▼

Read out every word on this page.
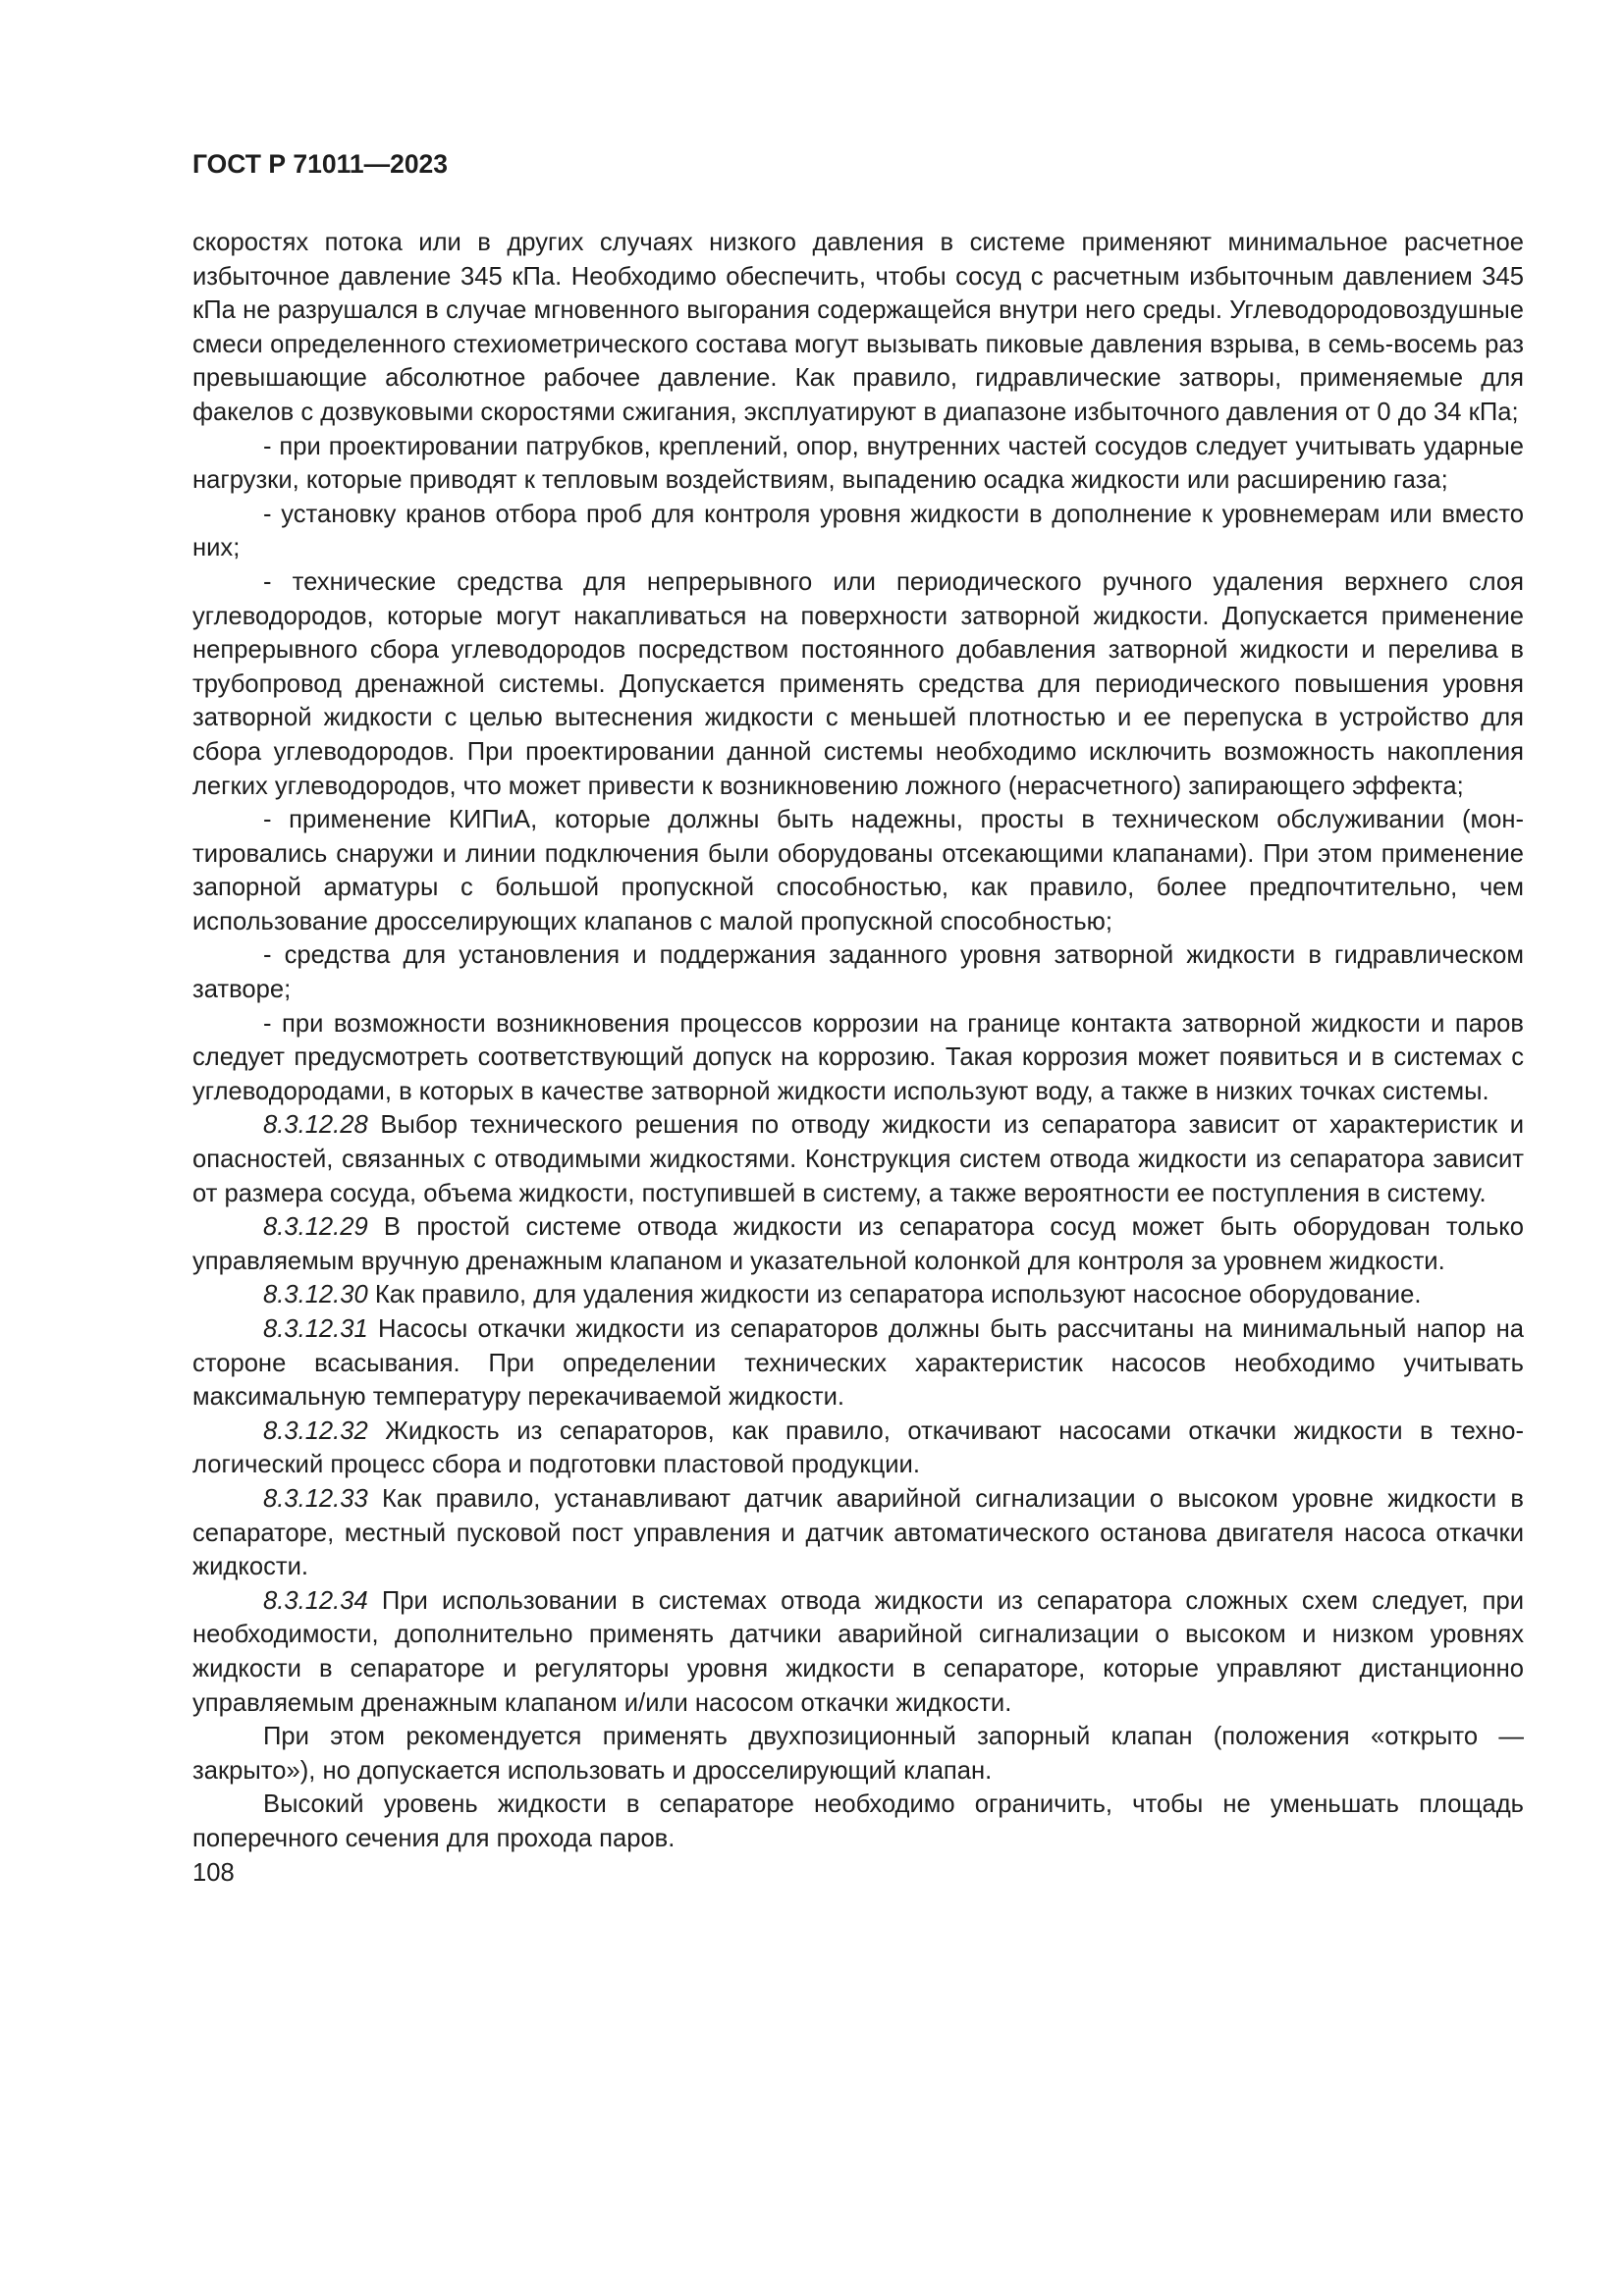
ГОСТ Р 71011—2023

скоростях потока или в других случаях низкого давления в системе применяют минимальное расчетное избыточное давление 345 кПа. Необходимо обеспечить, чтобы сосуд с расчетным избыточным давлением 345 кПа не разрушался в случае мгновенного выгорания содержащейся внутри него среды. Углеводородовоздушные смеси определенного стехиометрического состава могут вызывать пиковые давления взрыва, в семь-восемь раз превышающие абсолютное рабочее давление. Как правило, гидравлические затворы, применяемые для факелов с дозвуковыми скоростями сжигания, эксплуатируют в диапазоне избыточного давления от 0 до 34 кПа;

- при проектировании патрубков, креплений, опор, внутренних частей сосудов следует учитывать ударные нагрузки, которые приводят к тепловым воздействиям, выпадению осадка жидкости или расширению газа;

- установку кранов отбора проб для контроля уровня жидкости в дополнение к уровнемерам или вместо них;

- технические средства для непрерывного или периодического ручного удаления верхнего слоя углеводородов, которые могут накапливаться на поверхности затворной жидкости. Допускается применение непрерывного сбора углеводородов посредством постоянного добавления затворной жидкости и перелива в трубопровод дренажной системы. Допускается применять средства для периодического повышения уровня затворной жидкости с целью вытеснения жидкости с меньшей плотностью и ее перепуска в устройство для сбора углеводородов. При проектировании данной системы необходимо исключить возможность накопления легких углеводородов, что может привести к возникновению ложного (нерасчетного) запирающего эффекта;

- применение КИПиА, которые должны быть надежны, просты в техническом обслуживании (монтировались снаружи и линии подключения были оборудованы отсекающими клапанами). При этом применение запорной арматуры с большой пропускной способностью, как правило, более предпочтительно, чем использование дросселирующих клапанов с малой пропускной способностью;

- средства для установления и поддержания заданного уровня затворной жидкости в гидравлическом затворе;

- при возможности возникновения процессов коррозии на границе контакта затворной жидкости и паров следует предусмотреть соответствующий допуск на коррозию. Такая коррозия может появиться и в системах с углеводородами, в которых в качестве затворной жидкости используют воду, а также в низких точках системы.

8.3.12.28 Выбор технического решения по отводу жидкости из сепаратора зависит от характеристик и опасностей, связанных с отводимыми жидкостями. Конструкция систем отвода жидкости из сепаратора зависит от размера сосуда, объема жидкости, поступившей в систему, а также вероятности ее поступления в систему.

8.3.12.29 В простой системе отвода жидкости из сепаратора сосуд может быть оборудован только управляемым вручную дренажным клапаном и указательной колонкой для контроля за уровнем жидкости.

8.3.12.30 Как правило, для удаления жидкости из сепаратора используют насосное оборудование.

8.3.12.31 Насосы откачки жидкости из сепараторов должны быть рассчитаны на минимальный напор на стороне всасывания. При определении технических характеристик насосов необходимо учитывать максимальную температуру перекачиваемой жидкости.

8.3.12.32 Жидкость из сепараторов, как правило, откачивают насосами откачки жидкости в технологический процесс сбора и подготовки пластовой продукции.

8.3.12.33 Как правило, устанавливают датчик аварийной сигнализации о высоком уровне жидкости в сепараторе, местный пусковой пост управления и датчик автоматического останова двигателя насоса откачки жидкости.

8.3.12.34 При использовании в системах отвода жидкости из сепаратора сложных схем следует, при необходимости, дополнительно применять датчики аварийной сигнализации о высоком и низком уровнях жидкости в сепараторе и регуляторы уровня жидкости в сепараторе, которые управляют дистанционно управляемым дренажным клапаном и/или насосом откачки жидкости.

При этом рекомендуется применять двухпозиционный запорный клапан (положения «открыто — закрыто»), но допускается использовать и дросселирующий клапан.

Высокий уровень жидкости в сепараторе необходимо ограничить, чтобы не уменьшать площадь поперечного сечения для прохода паров.

108
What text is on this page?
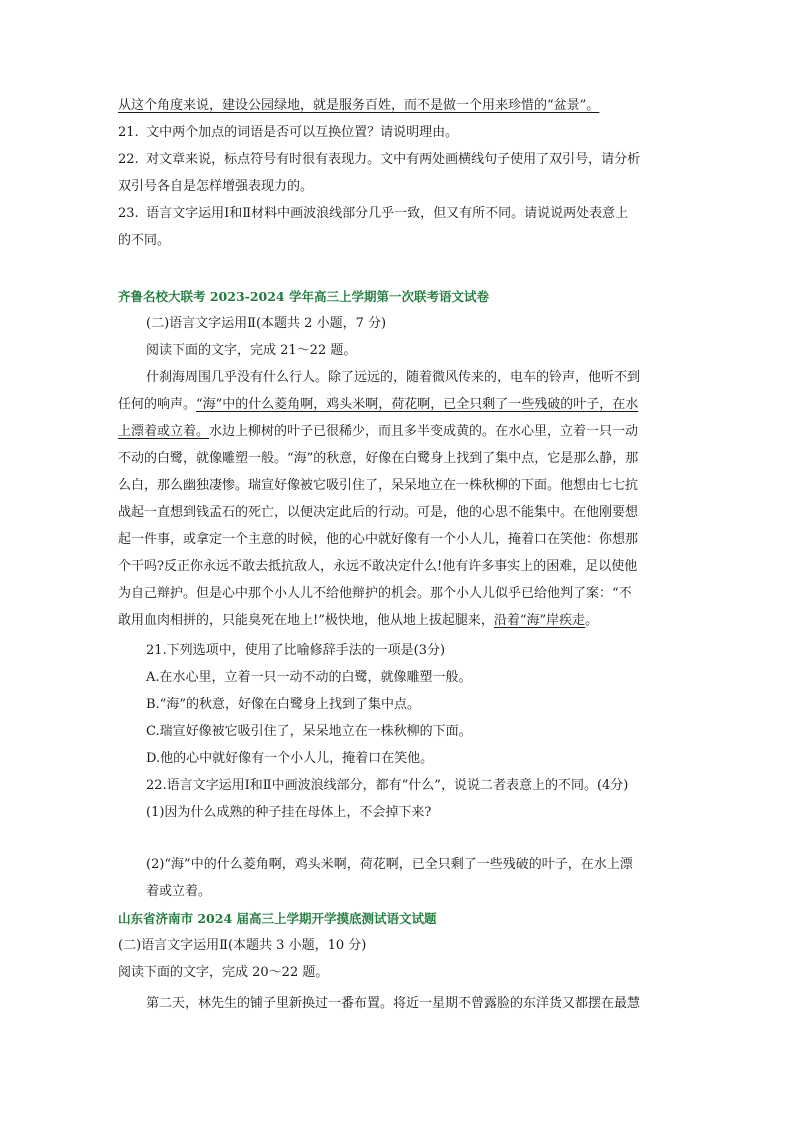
从这个角度来说，建设公园绿地，就是服务百姓，而不是做一个用来珍惜的“盆景”。
21. 文中两个加点的词语是否可以互换位置？请说明理由。
22. 对文章来说，标点符号有时很有表现力。文中有两处画横线句子使用了双引号，请分析
双引号各自是怎样增强表现力的。
23. 语言文字运用Ⅰ和Ⅱ材料中画波浪线部分几乎一致，但又有所不同。请说说两处表意上
的不同。
齐鲁名校大联考 2023-2024 学年高三上学期第一次联考语文试卷
(二)语言文字运用Ⅱ(本题共 2 小题，7 分)
阅读下面的文字，完成 21～22 题。
什刹海周围几乎没有什么行人。除了远远的，随着微风传来的，电车的铃声，他听不到
任何的响声。“海”中的什么菱角啊，鸡头米啊，荷花啊，已全只剩了一些残破的叶子，在水
上漂着或立着。水边上柳树的叶子已很稀少，而且多半变成黄的。在水心里，立着一只一动
不动的白鹭，就像雕塑一般。“海”的秋意，好像在白鹭身上找到了集中点，它是那么静，那
么白，那么幽独凄惨。瑞宣好像被它吸引住了，呆呆地立在一株秋柳的下面。他想由七七抗
战起一直想到钱孟石的死亡，以便决定此后的行动。可是，他的心思不能集中。在他刚要想
起一件事，或拿定一个主意的时候，他的心中就好像有一个小人儿，掩着口在笑他：你想那
个干吗?反正你永远不敢去抵抗敌人，永远不敢决定什么!他有许多事实上的困难，足以使他
为自己辩护。但是心中那个小人儿不给他辩护的机会。那个小人儿似乎已给他判了案：“不
敢用血肉相拼的，只能臭死在地上!”极快地，他从地上拔起腿来，沿着“海”岸疾走。
21.下列选项中，使用了比喻修辞手法的一项是(3分)
A.在水心里，立着一只一动不动的白鹭，就像雕塑一般。
B.“海”的秋意，好像在白鹭身上找到了集中点。
C.瑞宣好像被它吸引住了，呆呆地立在一株秋柳的下面。
D.他的心中就好像有一个小人儿，掩着口在笑他。
22.语言文字运用Ⅰ和Ⅱ中画波浪线部分，都有“什么”，说说二者表意上的不同。(4分)
(1)因为什么成熟的种子挂在母体上，不会掉下来?
(2)“海”中的什么菱角啊，鸡头米啊，荷花啊，已全只剩了一些残破的叶子，在水上漂
着或立着。
山东省济南市 2024 届高三上学期开学摸底测试语文试题
(二)语言文字运用Ⅱ(本题共 3 小题，10 分)
阅读下面的文字，完成 20～22 题。
第二天，林先生的铺子里新换过一番布置。将近一星期不曾露脸的东洋货又都摆在最慧
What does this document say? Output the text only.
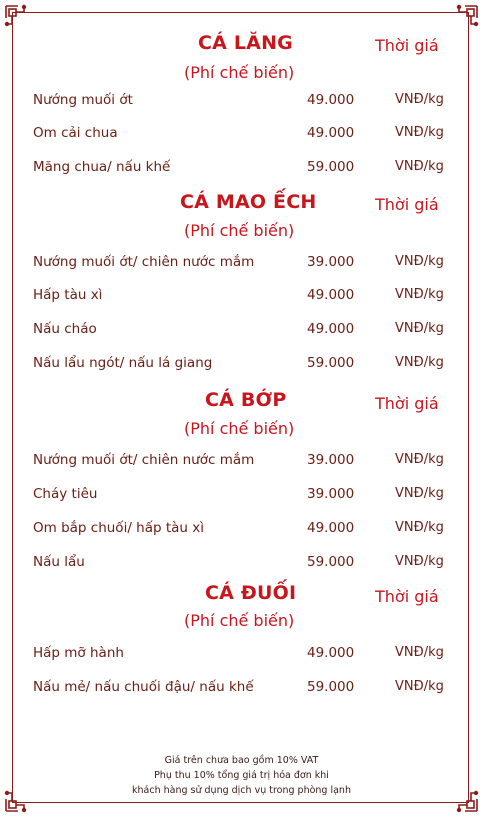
CÁ LĂNG	Thời giá
(Phí chế biến)
Nướng muối ớt	49.000	VNĐ/kg
Om cải chua	49.000	VNĐ/kg
Măng chua/ nấu khế	59.000	VNĐ/kg
CÁ MAO ẾCH	Thời giá
(Phí chế biến)
Nướng muối ớt/ chiên nước mắm	39.000	VNĐ/kg
Hấp tàu xì	49.000	VNĐ/kg
Nấu cháo	49.000	VNĐ/kg
Nấu lẩu ngót/ nấu lá giang	59.000	VNĐ/kg
CÁ BỚP	Thời giá
(Phí chế biến)
Nướng muối ớt/ chiên nước mắm	39.000	VNĐ/kg
Cháy tiêu	39.000	VNĐ/kg
Om bắp chuối/ hấp tàu xì	49.000	VNĐ/kg
Nấu lẩu	59.000	VNĐ/kg
CÁ ĐUỐI	Thời giá
(Phí chế biến)
Hấp mỡ hành	49.000	VNĐ/kg
Nấu mẻ/ nấu chuối đậu/ nấu khế	59.000	VNĐ/kg
Giá trên chưa bao gồm 10% VAT
Phụ thu 10% tổng giá trị hóa đơn khi
khách hàng sử dụng dịch vụ trong phòng lạnh
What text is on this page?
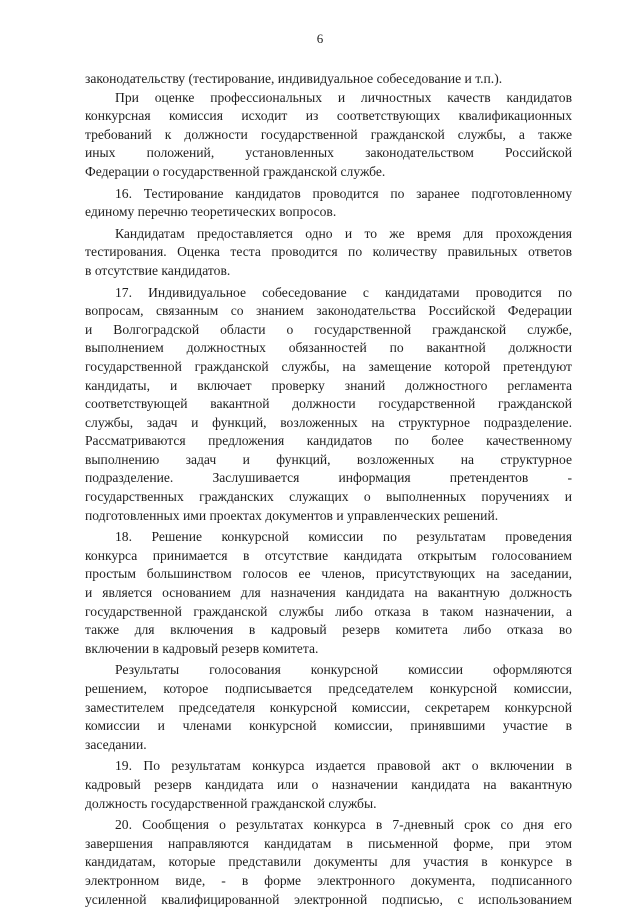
6
законодательству (тестирование, индивидуальное собеседование и т.п.).
При оценке профессиональных и личностных качеств кандидатов
конкурсная комиссия исходит из соответствующих квалификационных
требований к должности государственной гражданской службы, а также
иных положений, установленных законодательством Российской
Федерации о государственной гражданской службе.
16. Тестирование кандидатов проводится по заранее подготовленному
единому перечню теоретических вопросов.
Кандидатам предоставляется одно и то же время для прохождения
тестирования. Оценка теста проводится по количеству правильных ответов
в отсутствие кандидатов.
17. Индивидуальное собеседование с кандидатами проводится по
вопросам, связанным со знанием законодательства Российской Федерации
и Волгоградской области о государственной гражданской службе,
выполнением должностных обязанностей по вакантной должности
государственной гражданской службы, на замещение которой претендуют
кандидаты, и включает проверку знаний должностного регламента
соответствующей вакантной должности государственной гражданской
службы, задач и функций, возложенных на структурное подразделение.
Рассматриваются предложения кандидатов по более качественному
выполнению задач и функций, возложенных на структурное
подразделение. Заслушивается информация претендентов -
государственных гражданских служащих о выполненных поручениях и
подготовленных ими проектах документов и управленческих решений.
18. Решение конкурсной комиссии по результатам проведения
конкурса принимается в отсутствие кандидата открытым голосованием
простым большинством голосов ее членов, присутствующих на заседании,
и является основанием для назначения кандидата на вакантную должность
государственной гражданской службы либо отказа в таком назначении, а
также для включения в кадровый резерв комитета либо отказа во
включении в кадровый резерв комитета.
Результаты голосования конкурсной комиссии оформляются
решением, которое подписывается председателем конкурсной комиссии,
заместителем председателя конкурсной комиссии, секретарем конкурсной
комиссии и членами конкурсной комиссии, принявшими участие в
заседании.
19. По результатам конкурса издается правовой акт о включении в
кадровый резерв кандидата или о назначении кандидата на вакантную
должность государственной гражданской службы.
20. Сообщения о результатах конкурса в 7-дневный срок со дня его
завершения направляются кандидатам в письменной форме, при этом
кандидатам, которые представили документы для участия в конкурсе в
электронном виде, - в форме электронного документа, подписанного
усиленной квалифицированной электронной подписью, с использованием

▲

◆ What is needed ◆
Pull out all lines from the entries above in which the word "дренажным" appears.

◆ The output ◆
8.3.12.29 В простой системе отвода жидкости из сепаратора сосуд может быть оборудован только управляемым вручную дренажным клапаном и указательной колонкой для контроля за уровнем жидкости.
8.3.12.34 При использовании в системах отвода жидкости из сепаратора сложных схем следует, при необходимости, дополнительно применять датчики аварийной сигнализации о высоком и низком уровнях жидкости в сепараторе и регуляторы уровня жидкости в сепараторе, которые управляют дистанционно управляемым дренажным клапаном и/или насосом откачки жидкости.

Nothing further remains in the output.